*Aim*:
Select from the records below every line that has the word "calendar" in it.

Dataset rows
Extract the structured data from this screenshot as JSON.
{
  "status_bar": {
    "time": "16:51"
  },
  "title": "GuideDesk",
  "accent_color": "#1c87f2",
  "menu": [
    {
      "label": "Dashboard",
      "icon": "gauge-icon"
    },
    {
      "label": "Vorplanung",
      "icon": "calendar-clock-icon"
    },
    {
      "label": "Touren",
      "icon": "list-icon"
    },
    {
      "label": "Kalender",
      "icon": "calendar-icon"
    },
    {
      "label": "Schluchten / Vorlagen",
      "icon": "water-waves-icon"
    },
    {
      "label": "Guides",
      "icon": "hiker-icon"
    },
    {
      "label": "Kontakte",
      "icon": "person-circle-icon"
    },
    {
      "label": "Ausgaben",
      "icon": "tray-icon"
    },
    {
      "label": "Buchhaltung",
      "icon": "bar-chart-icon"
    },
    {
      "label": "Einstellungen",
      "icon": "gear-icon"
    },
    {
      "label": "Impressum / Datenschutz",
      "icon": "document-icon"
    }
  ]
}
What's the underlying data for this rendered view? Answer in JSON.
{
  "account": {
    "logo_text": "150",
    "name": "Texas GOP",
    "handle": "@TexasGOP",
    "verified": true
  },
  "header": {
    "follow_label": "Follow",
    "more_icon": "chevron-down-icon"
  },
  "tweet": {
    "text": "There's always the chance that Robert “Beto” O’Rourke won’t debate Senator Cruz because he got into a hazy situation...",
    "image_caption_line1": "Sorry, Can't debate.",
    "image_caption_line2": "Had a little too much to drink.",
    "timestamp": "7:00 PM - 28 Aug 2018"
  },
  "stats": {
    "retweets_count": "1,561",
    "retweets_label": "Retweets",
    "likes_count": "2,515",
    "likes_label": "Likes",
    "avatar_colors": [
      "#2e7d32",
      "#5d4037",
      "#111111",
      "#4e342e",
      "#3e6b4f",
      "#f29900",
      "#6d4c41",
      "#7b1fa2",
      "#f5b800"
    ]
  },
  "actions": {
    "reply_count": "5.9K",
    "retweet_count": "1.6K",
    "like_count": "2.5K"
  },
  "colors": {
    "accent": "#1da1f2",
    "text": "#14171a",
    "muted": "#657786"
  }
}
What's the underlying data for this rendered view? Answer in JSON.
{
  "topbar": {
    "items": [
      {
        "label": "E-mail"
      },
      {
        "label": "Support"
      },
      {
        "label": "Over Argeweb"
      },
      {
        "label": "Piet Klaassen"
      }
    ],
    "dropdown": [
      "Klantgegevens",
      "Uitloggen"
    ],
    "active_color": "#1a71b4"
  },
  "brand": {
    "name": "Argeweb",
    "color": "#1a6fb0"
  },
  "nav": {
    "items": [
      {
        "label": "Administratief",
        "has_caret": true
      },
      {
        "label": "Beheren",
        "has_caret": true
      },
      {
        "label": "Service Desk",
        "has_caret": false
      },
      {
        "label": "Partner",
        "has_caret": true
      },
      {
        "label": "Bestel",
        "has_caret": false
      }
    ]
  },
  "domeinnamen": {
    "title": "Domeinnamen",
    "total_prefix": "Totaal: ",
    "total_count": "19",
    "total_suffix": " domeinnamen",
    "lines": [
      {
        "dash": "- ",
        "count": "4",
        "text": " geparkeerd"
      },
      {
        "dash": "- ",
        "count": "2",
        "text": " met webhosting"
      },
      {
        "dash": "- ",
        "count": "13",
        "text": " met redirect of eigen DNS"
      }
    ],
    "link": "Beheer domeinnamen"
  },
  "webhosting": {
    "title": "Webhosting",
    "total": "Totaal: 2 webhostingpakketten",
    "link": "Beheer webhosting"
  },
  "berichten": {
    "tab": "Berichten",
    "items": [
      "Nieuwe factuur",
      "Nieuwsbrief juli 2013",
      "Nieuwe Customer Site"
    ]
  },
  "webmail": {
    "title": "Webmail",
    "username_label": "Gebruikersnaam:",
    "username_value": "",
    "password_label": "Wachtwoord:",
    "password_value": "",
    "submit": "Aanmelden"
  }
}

*Full output*:
      "icon": "calendar-clock-icon"
      "icon": "calendar-icon"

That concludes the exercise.